## Task description
Every entry needs to be reproduced exactly.

## Records for processing

-*-

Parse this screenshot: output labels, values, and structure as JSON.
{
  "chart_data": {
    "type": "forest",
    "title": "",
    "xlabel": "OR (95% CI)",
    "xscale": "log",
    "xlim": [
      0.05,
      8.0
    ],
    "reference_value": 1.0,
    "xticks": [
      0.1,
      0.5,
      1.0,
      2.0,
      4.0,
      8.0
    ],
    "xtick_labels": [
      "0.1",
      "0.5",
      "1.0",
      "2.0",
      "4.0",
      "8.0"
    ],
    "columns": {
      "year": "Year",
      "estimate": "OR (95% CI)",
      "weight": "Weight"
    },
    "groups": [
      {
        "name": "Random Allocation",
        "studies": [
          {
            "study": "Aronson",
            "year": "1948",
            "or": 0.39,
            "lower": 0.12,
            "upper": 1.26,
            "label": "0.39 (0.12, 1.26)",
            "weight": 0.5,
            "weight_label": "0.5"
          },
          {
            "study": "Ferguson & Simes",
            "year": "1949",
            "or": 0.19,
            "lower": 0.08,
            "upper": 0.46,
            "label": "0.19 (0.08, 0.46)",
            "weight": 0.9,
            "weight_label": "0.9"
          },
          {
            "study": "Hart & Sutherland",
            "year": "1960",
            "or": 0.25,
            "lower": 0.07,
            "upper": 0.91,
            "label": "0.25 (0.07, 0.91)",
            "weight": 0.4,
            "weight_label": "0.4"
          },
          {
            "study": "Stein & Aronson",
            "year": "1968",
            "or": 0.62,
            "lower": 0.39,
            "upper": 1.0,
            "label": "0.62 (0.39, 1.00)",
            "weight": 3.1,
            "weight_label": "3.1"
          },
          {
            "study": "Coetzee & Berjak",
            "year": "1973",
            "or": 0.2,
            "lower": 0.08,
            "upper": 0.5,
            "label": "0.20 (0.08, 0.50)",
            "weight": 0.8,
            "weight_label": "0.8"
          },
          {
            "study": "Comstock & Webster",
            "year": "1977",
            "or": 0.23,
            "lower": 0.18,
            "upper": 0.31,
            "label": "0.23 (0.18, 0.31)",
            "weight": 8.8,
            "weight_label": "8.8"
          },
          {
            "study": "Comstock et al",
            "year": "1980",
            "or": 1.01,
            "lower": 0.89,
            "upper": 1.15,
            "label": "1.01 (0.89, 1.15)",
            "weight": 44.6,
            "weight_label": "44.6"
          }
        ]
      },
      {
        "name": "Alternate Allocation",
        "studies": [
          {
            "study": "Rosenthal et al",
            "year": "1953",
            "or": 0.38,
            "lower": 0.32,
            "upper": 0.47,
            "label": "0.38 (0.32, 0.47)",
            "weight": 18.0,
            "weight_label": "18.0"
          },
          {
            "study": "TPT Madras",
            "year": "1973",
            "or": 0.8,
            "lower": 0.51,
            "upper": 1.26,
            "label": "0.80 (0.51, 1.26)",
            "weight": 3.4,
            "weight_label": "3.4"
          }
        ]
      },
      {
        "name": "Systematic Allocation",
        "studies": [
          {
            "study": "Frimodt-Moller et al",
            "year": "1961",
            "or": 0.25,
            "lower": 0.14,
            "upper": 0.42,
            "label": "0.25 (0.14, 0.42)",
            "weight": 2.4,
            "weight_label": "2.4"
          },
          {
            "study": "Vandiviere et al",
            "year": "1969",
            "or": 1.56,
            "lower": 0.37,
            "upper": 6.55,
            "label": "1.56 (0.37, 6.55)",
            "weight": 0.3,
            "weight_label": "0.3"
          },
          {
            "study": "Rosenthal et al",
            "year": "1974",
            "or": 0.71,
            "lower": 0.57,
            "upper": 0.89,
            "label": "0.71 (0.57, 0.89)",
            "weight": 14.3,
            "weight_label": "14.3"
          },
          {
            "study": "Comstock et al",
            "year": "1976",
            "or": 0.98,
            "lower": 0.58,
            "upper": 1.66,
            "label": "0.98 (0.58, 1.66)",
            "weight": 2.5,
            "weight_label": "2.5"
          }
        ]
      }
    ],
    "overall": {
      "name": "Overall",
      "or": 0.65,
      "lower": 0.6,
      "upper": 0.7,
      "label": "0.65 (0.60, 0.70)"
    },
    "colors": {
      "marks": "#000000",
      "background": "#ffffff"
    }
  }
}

-*-

## Written reply
Parse this screenshot: output labels, values, and structure as JSON.
{
  "chart_data": {
    "type": "forest",
    "title": "",
    "xlabel": "OR (95% CI)",
    "xscale": "log",
    "xlim": [
      0.05,
      8.0
    ],
    "reference_value": 1.0,
    "xticks": [
      0.1,
      0.5,
      1.0,
      2.0,
      4.0,
      8.0
    ],
    "xtick_labels": [
      "0.1",
      "0.5",
      "1.0",
      "2.0",
      "4.0",
      "8.0"
    ],
    "columns": {
      "year": "Year",
      "estimate": "OR (95% CI)",
      "weight": "Weight"
    },
    "groups": [
      {
        "name": "Random Allocation",
        "studies": [
          {
            "study": "Aronson",
            "year": "1948",
            "or": 0.39,
            "lower": 0.12,
            "upper": 1.26,
            "label": "0.39 (0.12, 1.26)",
            "weight": 0.5,
            "weight_label": "0.5"
          },
          {
            "study": "Ferguson & Simes",
            "year": "1949",
            "or": 0.19,
            "lower": 0.08,
            "upper": 0.46,
            "label": "0.19 (0.08, 0.46)",
            "weight": 0.9,
            "weight_label": "0.9"
          },
          {
            "study": "Hart & Sutherland",
            "year": "1960",
            "or": 0.25,
            "lower": 0.07,
            "upper": 0.91,
            "label": "0.25 (0.07, 0.91)",
            "weight": 0.4,
            "weight_label": "0.4"
          },
          {
            "study": "Stein & Aronson",
            "year": "1968",
            "or": 0.62,
            "lower": 0.39,
            "upper": 1.0,
            "label": "0.62 (0.39, 1.00)",
            "weight": 3.1,
            "weight_label": "3.1"
          },
          {
            "study": "Coetzee & Berjak",
            "year": "1973",
            "or": 0.2,
            "lower": 0.08,
            "upper": 0.5,
            "label": "0.20 (0.08, 0.50)",
            "weight": 0.8,
            "weight_label": "0.8"
          },
          {
            "study": "Comstock & Webster",
            "year": "1977",
            "or": 0.23,
            "lower": 0.18,
            "upper": 0.31,
            "label": "0.23 (0.18, 0.31)",
            "weight": 8.8,
            "weight_label": "8.8"
          },
          {
            "study": "Comstock et al",
            "year": "1980",
            "or": 1.01,
            "lower": 0.89,
            "upper": 1.15,
            "label": "1.01 (0.89, 1.15)",
            "weight": 44.6,
            "weight_label": "44.6"
          }
        ]
      },
      {
        "name": "Alternate Allocation",
        "studies": [
          {
            "study": "Rosenthal et al",
            "year": "1953",
            "or": 0.38,
            "lower": 0.32,
            "upper": 0.47,
            "label": "0.38 (0.32, 0.47)",
            "weight": 18.0,
            "weight_label": "18.0"
          },
          {
            "study": "TPT Madras",
            "year": "1973",
            "or": 0.8,
            "lower": 0.51,
            "upper": 1.26,
            "label": "0.80 (0.51, 1.26)",
            "weight": 3.4,
            "weight_label": "3.4"
          }
        ]
      },
      {
        "name": "Systematic Allocation",
        "studies": [
          {
            "study": "Frimodt-Moller et al",
            "year": "1961",
            "or": 0.25,
            "lower": 0.14,
            "upper": 0.42,
            "label": "0.25 (0.14, 0.42)",
            "weight": 2.4,
            "weight_label": "2.4"
          },
          {
            "study": "Vandiviere et al",
            "year": "1969",
            "or": 1.56,
            "lower": 0.37,
            "upper": 6.55,
            "label": "1.56 (0.37, 6.55)",
            "weight": 0.3,
            "weight_label": "0.3"
          },
          {
            "study": "Rosenthal et al",
            "year": "1974",
            "or": 0.71,
            "lower": 0.57,
            "upper": 0.89,
            "label": "0.71 (0.57, 0.89)",
            "weight": 14.3,
            "weight_label": "14.3"
          },
          {
            "study": "Comstock et al",
            "year": "1976",
            "or": 0.98,
            "lower": 0.58,
            "upper": 1.66,
            "label": "0.98 (0.58, 1.66)",
            "weight": 2.5,
            "weight_label": "2.5"
          }
        ]
      }
    ],
    "overall": {
      "name": "Overall",
      "or": 0.65,
      "lower": 0.6,
      "upper": 0.7,
      "label": "0.65 (0.60, 0.70)"
    },
    "colors": {
      "marks": "#000000",
      "background": "#ffffff"
    }
  }
}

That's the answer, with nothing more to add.